§ **The task**
Scan the records for the string "Chrome"; copy each line where it occurs.

── Input for this task ──

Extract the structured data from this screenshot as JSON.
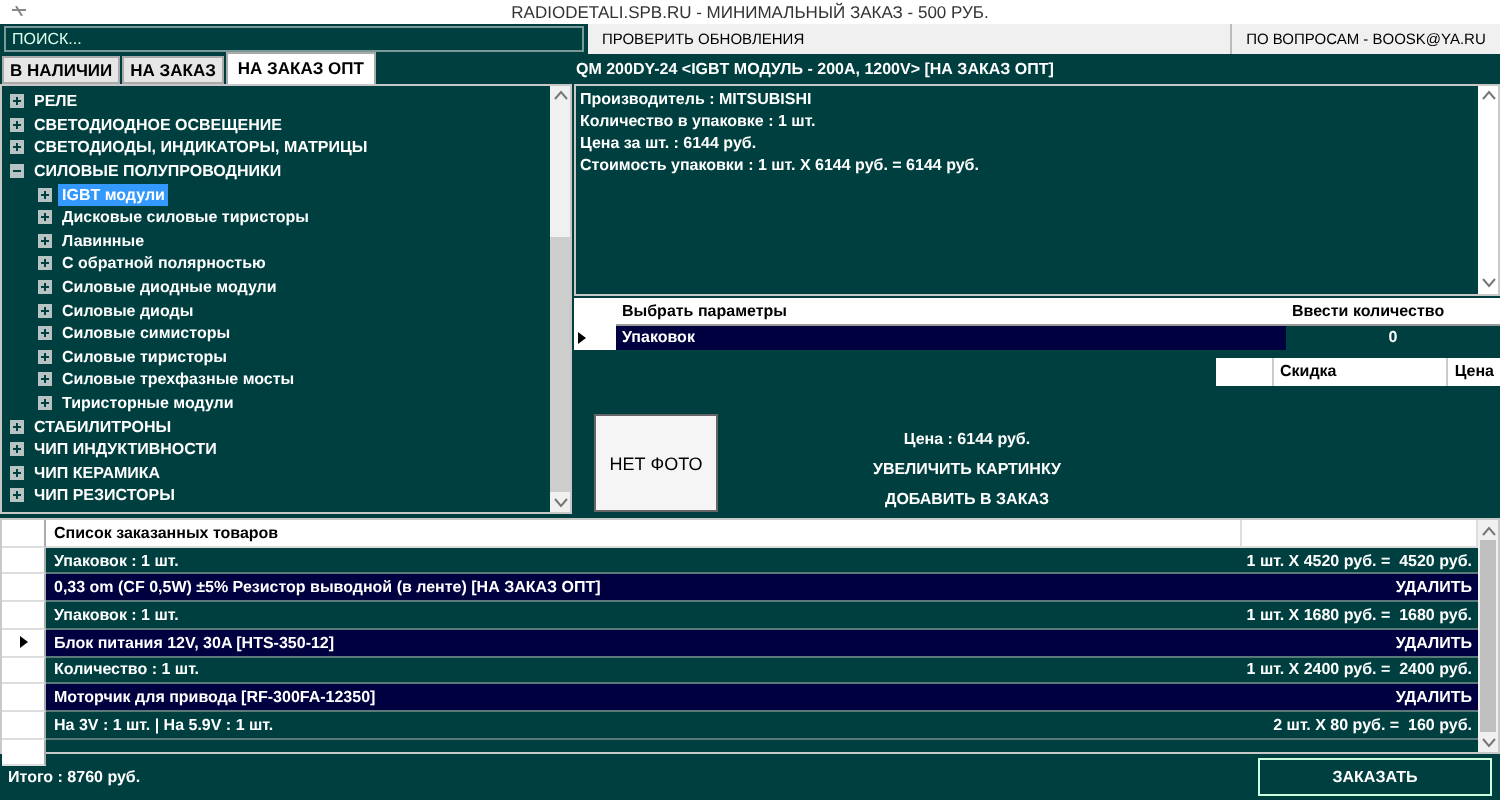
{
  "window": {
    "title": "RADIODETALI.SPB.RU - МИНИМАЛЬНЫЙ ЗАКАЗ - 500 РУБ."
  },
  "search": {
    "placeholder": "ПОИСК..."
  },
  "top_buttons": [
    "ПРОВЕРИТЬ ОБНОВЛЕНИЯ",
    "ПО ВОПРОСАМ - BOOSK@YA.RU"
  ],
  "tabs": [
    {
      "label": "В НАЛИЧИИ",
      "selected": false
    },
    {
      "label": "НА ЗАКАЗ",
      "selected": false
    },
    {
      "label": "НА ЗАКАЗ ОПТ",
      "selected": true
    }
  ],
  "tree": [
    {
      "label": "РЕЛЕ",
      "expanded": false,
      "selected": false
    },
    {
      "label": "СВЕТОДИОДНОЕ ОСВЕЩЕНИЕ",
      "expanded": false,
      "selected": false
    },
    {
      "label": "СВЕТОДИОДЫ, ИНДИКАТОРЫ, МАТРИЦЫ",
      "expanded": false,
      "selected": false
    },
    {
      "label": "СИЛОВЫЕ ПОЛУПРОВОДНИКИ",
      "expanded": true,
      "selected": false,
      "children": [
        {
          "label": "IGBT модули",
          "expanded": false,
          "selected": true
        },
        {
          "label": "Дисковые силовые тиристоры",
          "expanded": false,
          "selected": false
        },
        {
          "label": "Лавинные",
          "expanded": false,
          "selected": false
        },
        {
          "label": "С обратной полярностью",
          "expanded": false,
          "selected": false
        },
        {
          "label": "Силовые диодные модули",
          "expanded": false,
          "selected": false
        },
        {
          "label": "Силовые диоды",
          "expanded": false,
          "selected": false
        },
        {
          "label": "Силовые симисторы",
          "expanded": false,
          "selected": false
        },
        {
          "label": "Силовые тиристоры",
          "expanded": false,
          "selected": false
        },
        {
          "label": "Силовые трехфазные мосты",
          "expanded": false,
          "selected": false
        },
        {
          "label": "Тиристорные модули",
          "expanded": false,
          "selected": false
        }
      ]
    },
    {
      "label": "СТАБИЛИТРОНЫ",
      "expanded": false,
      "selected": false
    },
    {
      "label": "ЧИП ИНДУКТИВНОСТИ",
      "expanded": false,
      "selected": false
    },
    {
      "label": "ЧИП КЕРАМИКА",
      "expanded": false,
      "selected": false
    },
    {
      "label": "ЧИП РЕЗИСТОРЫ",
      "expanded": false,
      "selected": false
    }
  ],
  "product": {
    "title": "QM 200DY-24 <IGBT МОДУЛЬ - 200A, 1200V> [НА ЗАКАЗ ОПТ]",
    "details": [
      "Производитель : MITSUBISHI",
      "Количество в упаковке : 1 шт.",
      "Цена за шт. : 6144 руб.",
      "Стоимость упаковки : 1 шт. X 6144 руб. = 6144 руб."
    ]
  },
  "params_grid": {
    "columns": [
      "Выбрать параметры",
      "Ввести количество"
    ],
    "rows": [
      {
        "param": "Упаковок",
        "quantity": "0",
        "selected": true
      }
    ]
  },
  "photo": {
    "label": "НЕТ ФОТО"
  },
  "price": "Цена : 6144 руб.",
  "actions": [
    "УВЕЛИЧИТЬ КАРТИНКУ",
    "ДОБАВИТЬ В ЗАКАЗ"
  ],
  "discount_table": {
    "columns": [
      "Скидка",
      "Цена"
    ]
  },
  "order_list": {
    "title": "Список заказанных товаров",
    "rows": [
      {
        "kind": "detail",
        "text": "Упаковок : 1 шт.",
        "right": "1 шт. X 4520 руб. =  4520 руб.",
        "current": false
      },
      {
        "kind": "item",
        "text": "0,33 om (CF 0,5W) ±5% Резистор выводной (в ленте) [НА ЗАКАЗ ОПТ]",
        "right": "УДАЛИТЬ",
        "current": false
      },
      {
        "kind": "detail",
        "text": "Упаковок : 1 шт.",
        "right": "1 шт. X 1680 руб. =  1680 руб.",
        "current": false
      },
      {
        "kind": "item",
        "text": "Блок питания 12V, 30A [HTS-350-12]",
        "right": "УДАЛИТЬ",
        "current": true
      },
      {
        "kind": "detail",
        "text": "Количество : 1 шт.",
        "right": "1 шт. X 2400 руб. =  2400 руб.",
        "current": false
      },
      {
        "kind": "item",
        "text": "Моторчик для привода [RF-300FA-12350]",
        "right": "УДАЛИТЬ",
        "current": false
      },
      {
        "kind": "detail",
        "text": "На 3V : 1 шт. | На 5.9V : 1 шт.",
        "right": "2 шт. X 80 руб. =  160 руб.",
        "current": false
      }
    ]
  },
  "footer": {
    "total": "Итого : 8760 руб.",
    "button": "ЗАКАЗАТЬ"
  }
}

───
── Input for this task ──

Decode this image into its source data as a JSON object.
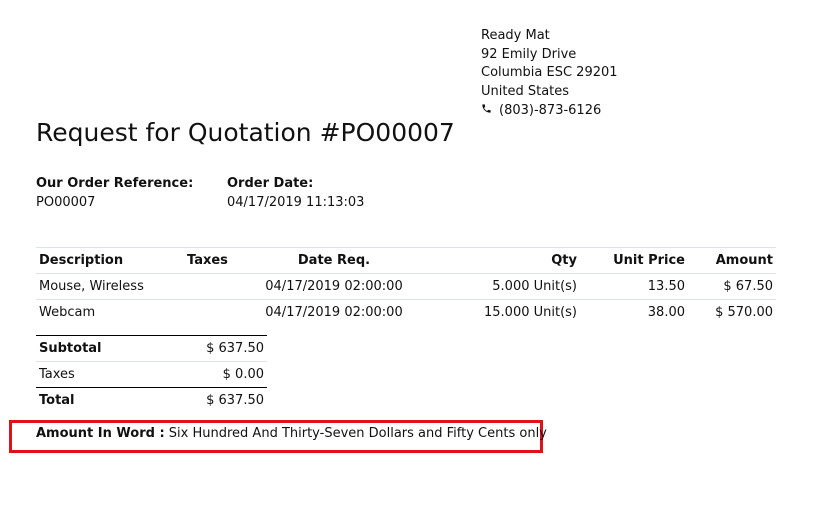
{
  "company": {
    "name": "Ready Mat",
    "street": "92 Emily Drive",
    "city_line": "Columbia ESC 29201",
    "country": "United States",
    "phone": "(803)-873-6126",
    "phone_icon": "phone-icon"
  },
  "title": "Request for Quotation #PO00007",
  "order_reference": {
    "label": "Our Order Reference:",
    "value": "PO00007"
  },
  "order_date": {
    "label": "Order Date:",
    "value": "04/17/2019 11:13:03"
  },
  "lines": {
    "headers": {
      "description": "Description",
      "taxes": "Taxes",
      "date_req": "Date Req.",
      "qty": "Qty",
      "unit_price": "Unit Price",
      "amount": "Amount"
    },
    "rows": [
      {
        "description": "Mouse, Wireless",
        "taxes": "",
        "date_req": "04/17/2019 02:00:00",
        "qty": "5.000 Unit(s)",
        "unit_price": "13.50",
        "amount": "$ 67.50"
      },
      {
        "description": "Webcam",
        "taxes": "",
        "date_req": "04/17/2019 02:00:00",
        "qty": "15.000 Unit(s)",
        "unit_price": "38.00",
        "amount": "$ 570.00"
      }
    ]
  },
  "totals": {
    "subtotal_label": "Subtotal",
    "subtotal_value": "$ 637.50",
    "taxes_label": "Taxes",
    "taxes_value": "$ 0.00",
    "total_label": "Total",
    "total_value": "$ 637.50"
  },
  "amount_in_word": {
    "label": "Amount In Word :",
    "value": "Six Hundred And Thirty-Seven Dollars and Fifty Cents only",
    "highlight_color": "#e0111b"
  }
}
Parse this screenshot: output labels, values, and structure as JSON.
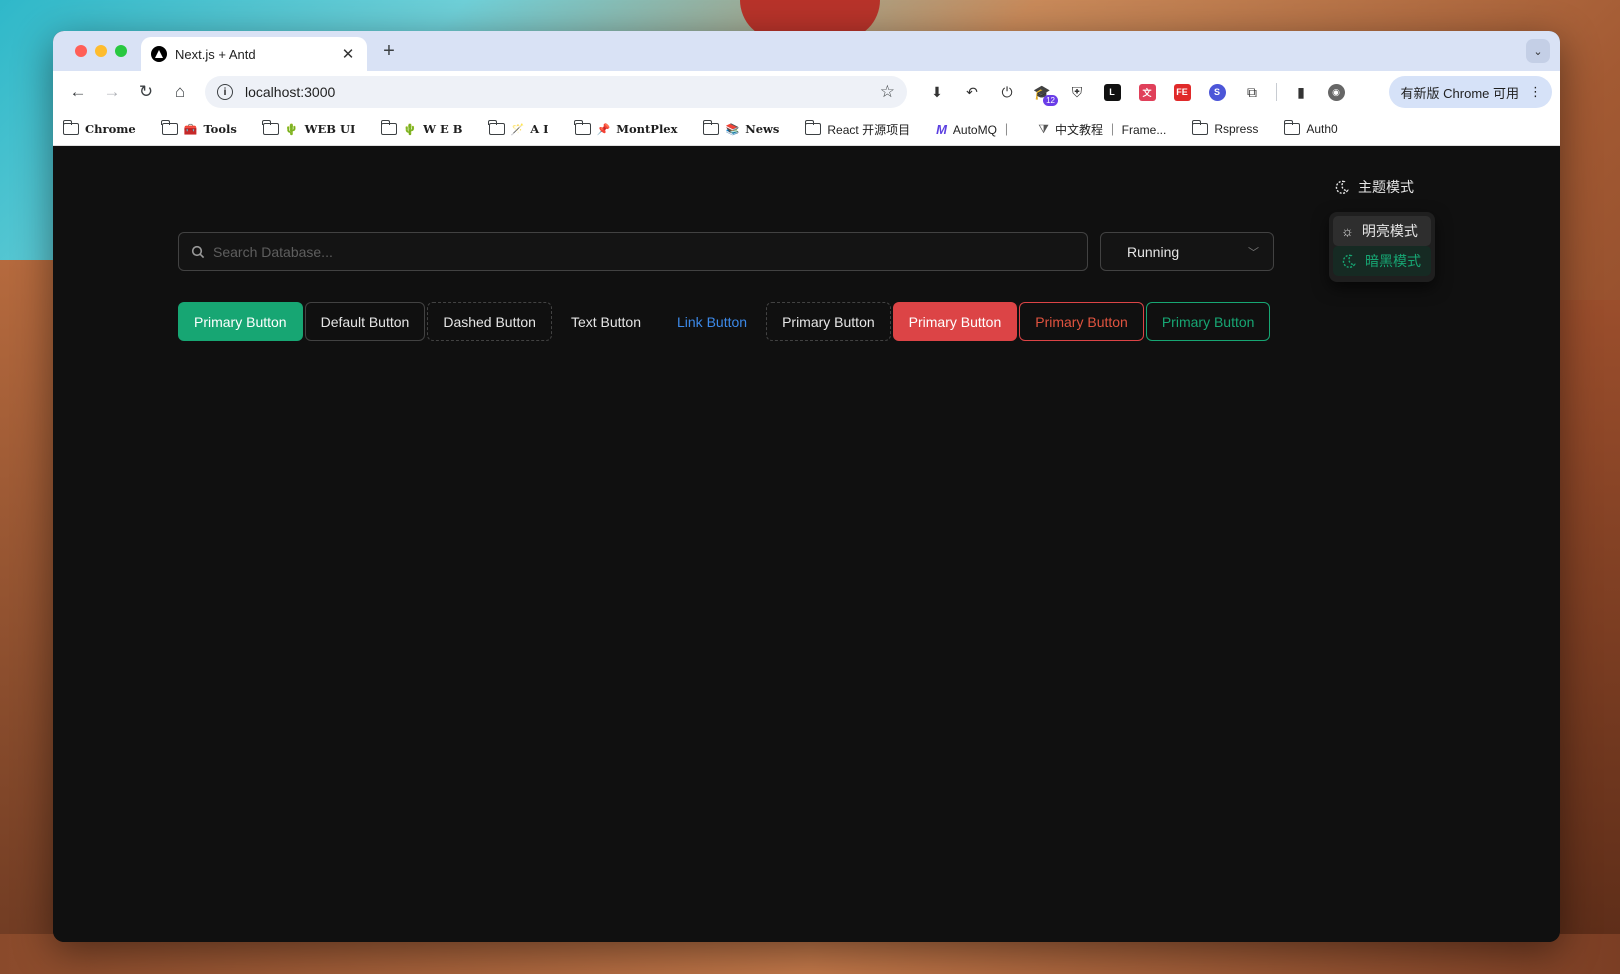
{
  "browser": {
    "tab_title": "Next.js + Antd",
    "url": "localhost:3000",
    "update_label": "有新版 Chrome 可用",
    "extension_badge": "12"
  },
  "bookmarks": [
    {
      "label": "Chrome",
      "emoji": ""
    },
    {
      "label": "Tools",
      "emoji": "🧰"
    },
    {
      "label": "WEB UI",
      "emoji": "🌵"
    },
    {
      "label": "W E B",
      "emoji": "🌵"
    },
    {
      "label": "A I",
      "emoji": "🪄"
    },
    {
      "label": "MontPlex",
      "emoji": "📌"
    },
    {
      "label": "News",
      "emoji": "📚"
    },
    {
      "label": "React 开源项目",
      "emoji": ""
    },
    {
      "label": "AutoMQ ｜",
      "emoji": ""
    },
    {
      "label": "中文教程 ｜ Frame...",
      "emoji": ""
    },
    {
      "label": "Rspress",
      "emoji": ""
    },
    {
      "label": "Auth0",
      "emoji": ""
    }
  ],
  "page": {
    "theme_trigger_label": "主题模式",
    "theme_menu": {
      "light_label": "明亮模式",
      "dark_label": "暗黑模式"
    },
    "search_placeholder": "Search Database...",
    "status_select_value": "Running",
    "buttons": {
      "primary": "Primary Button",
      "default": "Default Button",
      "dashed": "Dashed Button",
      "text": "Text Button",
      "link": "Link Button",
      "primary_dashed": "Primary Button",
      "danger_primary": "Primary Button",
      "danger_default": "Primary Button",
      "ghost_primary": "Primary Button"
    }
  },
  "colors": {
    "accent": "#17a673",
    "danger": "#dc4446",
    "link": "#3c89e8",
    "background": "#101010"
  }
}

───

§ **Full response**
    "update_label": "有新版 Chrome 可用",
      "label": "Chrome",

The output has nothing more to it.